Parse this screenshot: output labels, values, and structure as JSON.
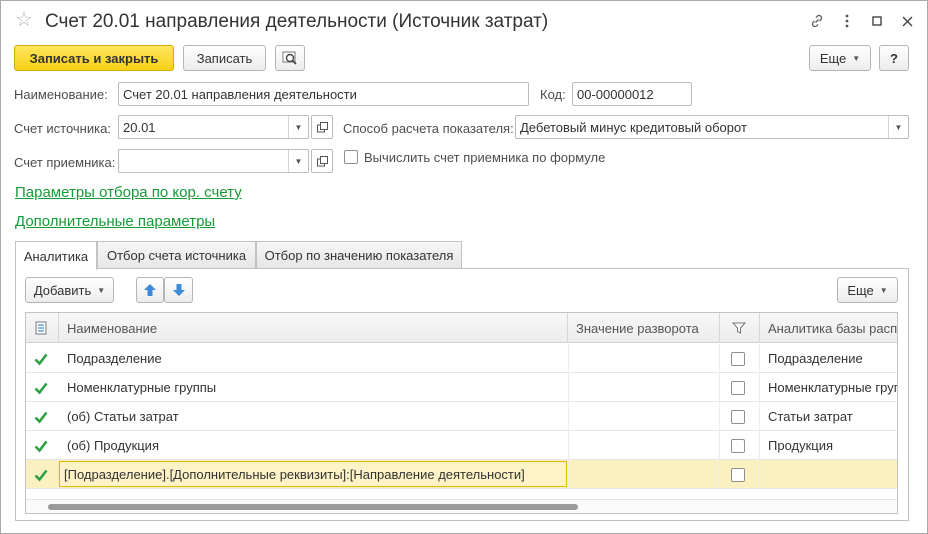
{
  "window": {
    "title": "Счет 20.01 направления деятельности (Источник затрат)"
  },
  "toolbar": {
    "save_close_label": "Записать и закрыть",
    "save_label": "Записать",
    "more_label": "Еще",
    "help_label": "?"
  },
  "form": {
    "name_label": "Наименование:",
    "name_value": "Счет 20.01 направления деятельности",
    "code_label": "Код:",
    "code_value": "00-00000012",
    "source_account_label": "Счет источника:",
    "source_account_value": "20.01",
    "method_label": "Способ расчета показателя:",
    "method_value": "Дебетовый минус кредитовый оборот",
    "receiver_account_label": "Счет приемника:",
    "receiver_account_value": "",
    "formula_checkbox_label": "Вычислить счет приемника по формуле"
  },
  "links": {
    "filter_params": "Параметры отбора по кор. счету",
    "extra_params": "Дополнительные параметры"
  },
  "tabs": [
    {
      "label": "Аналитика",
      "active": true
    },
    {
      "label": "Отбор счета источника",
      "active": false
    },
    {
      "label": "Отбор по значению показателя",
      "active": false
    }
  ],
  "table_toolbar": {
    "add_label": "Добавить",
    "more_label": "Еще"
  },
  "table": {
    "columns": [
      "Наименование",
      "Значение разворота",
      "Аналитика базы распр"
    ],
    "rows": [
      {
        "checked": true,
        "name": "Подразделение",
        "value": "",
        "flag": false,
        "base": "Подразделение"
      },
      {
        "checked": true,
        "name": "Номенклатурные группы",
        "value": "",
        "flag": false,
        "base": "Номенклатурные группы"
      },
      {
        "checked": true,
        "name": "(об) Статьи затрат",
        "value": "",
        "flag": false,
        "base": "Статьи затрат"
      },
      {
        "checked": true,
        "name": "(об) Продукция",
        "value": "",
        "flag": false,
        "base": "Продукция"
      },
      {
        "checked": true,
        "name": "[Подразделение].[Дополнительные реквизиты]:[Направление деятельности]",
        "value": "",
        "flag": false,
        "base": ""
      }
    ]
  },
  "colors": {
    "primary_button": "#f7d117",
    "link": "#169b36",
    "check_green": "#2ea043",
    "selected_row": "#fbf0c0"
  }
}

━━━━━━━━━━━━━━━━

▸ **Instructions for the task**
From start to finish, output the listing exactly, but omit its pictures.

▸ **Answer to the exercise**
Parse this screenshot: output labels, values, and structure as JSON.
{
  "window": {
    "title": "Счет 20.01 направления деятельности (Источник затрат)"
  },
  "toolbar": {
    "save_close_label": "Записать и закрыть",
    "save_label": "Записать",
    "more_label": "Еще",
    "help_label": "?"
  },
  "form": {
    "name_label": "Наименование:",
    "name_value": "Счет 20.01 направления деятельности",
    "code_label": "Код:",
    "code_value": "00-00000012",
    "source_account_label": "Счет источника:",
    "source_account_value": "20.01",
    "method_label": "Способ расчета показателя:",
    "method_value": "Дебетовый минус кредитовый оборот",
    "receiver_account_label": "Счет приемника:",
    "receiver_account_value": "",
    "formula_checkbox_label": "Вычислить счет приемника по формуле"
  },
  "links": {
    "filter_params": "Параметры отбора по кор. счету",
    "extra_params": "Дополнительные параметры"
  },
  "tabs": [
    {
      "label": "Аналитика",
      "active": true
    },
    {
      "label": "Отбор счета источника",
      "active": false
    },
    {
      "label": "Отбор по значению показателя",
      "active": false
    }
  ],
  "table_toolbar": {
    "add_label": "Добавить",
    "more_label": "Еще"
  },
  "table": {
    "columns": [
      "Наименование",
      "Значение разворота",
      "Аналитика базы распр"
    ],
    "rows": [
      {
        "checked": true,
        "name": "Подразделение",
        "value": "",
        "flag": false,
        "base": "Подразделение"
      },
      {
        "checked": true,
        "name": "Номенклатурные группы",
        "value": "",
        "flag": false,
        "base": "Номенклатурные группы"
      },
      {
        "checked": true,
        "name": "(об) Статьи затрат",
        "value": "",
        "flag": false,
        "base": "Статьи затрат"
      },
      {
        "checked": true,
        "name": "(об) Продукция",
        "value": "",
        "flag": false,
        "base": "Продукция"
      },
      {
        "checked": true,
        "name": "[Подразделение].[Дополнительные реквизиты]:[Направление деятельности]",
        "value": "",
        "flag": false,
        "base": ""
      }
    ]
  },
  "colors": {
    "primary_button": "#f7d117",
    "link": "#169b36",
    "check_green": "#2ea043",
    "selected_row": "#fbf0c0"
  }
}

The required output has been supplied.